--- start Data section ---
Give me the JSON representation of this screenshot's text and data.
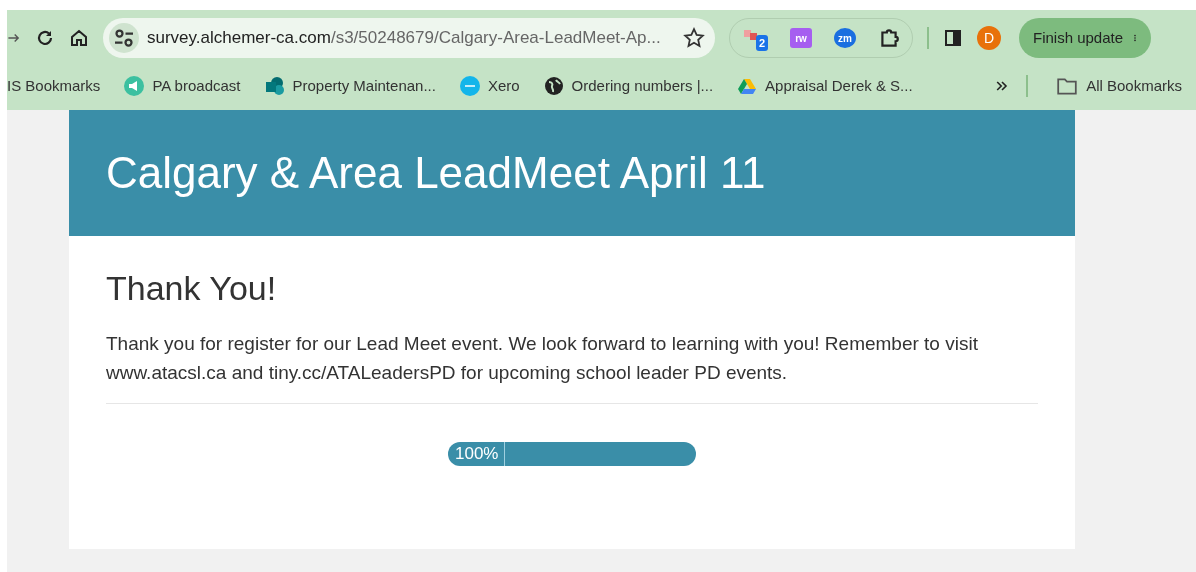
{
  "browser": {
    "url_host": "survey.alchemer-ca.com",
    "url_path": "/s3/50248679/Calgary-Area-LeadMeet-Ap...",
    "extensions": [
      {
        "kind": "badge",
        "label": "2"
      },
      {
        "kind": "rw",
        "label": "rw"
      },
      {
        "kind": "zm",
        "label": "zm"
      },
      {
        "kind": "puzzle"
      }
    ],
    "profile": "D",
    "update_button": "Finish update"
  },
  "bookmarks": [
    {
      "kind": "plain",
      "label": "IS Bookmarks"
    },
    {
      "kind": "megaphone",
      "label": "PA broadcast"
    },
    {
      "kind": "sharepoint",
      "label": "Property Maintenan..."
    },
    {
      "kind": "xero",
      "label": "Xero"
    },
    {
      "kind": "globe",
      "label": "Ordering numbers |..."
    },
    {
      "kind": "drive",
      "label": "Appraisal Derek & S..."
    }
  ],
  "all_bookmarks": "All Bookmarks",
  "survey": {
    "title": "Calgary & Area LeadMeet April 11",
    "heading": "Thank You!",
    "message": "Thank you for register for our Lead Meet event.  We look forward to learning with you!  Remember to visit www.atacsl.ca and tiny.cc/ATALeadersPD for upcoming school leader PD events.",
    "progress": {
      "reading": "100%"
    }
  }
}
--- end Data section ---
- Goal of the exercise: Every line of text is to be repeated exactly; pictures are left out.

- Answer below:
Give me the JSON representation of this screenshot's text and data.
{
  "browser": {
    "url_host": "survey.alchemer-ca.com",
    "url_path": "/s3/50248679/Calgary-Area-LeadMeet-Ap...",
    "extensions": [
      {
        "kind": "badge",
        "label": "2"
      },
      {
        "kind": "rw",
        "label": "rw"
      },
      {
        "kind": "zm",
        "label": "zm"
      },
      {
        "kind": "puzzle"
      }
    ],
    "profile": "D",
    "update_button": "Finish update"
  },
  "bookmarks": [
    {
      "kind": "plain",
      "label": "IS Bookmarks"
    },
    {
      "kind": "megaphone",
      "label": "PA broadcast"
    },
    {
      "kind": "sharepoint",
      "label": "Property Maintenan..."
    },
    {
      "kind": "xero",
      "label": "Xero"
    },
    {
      "kind": "globe",
      "label": "Ordering numbers |..."
    },
    {
      "kind": "drive",
      "label": "Appraisal Derek & S..."
    }
  ],
  "all_bookmarks": "All Bookmarks",
  "survey": {
    "title": "Calgary & Area LeadMeet April 11",
    "heading": "Thank You!",
    "message": "Thank you for register for our Lead Meet event.  We look forward to learning with you!  Remember to visit www.atacsl.ca and tiny.cc/ATALeadersPD for upcoming school leader PD events.",
    "progress": {
      "reading": "100%"
    }
  }
}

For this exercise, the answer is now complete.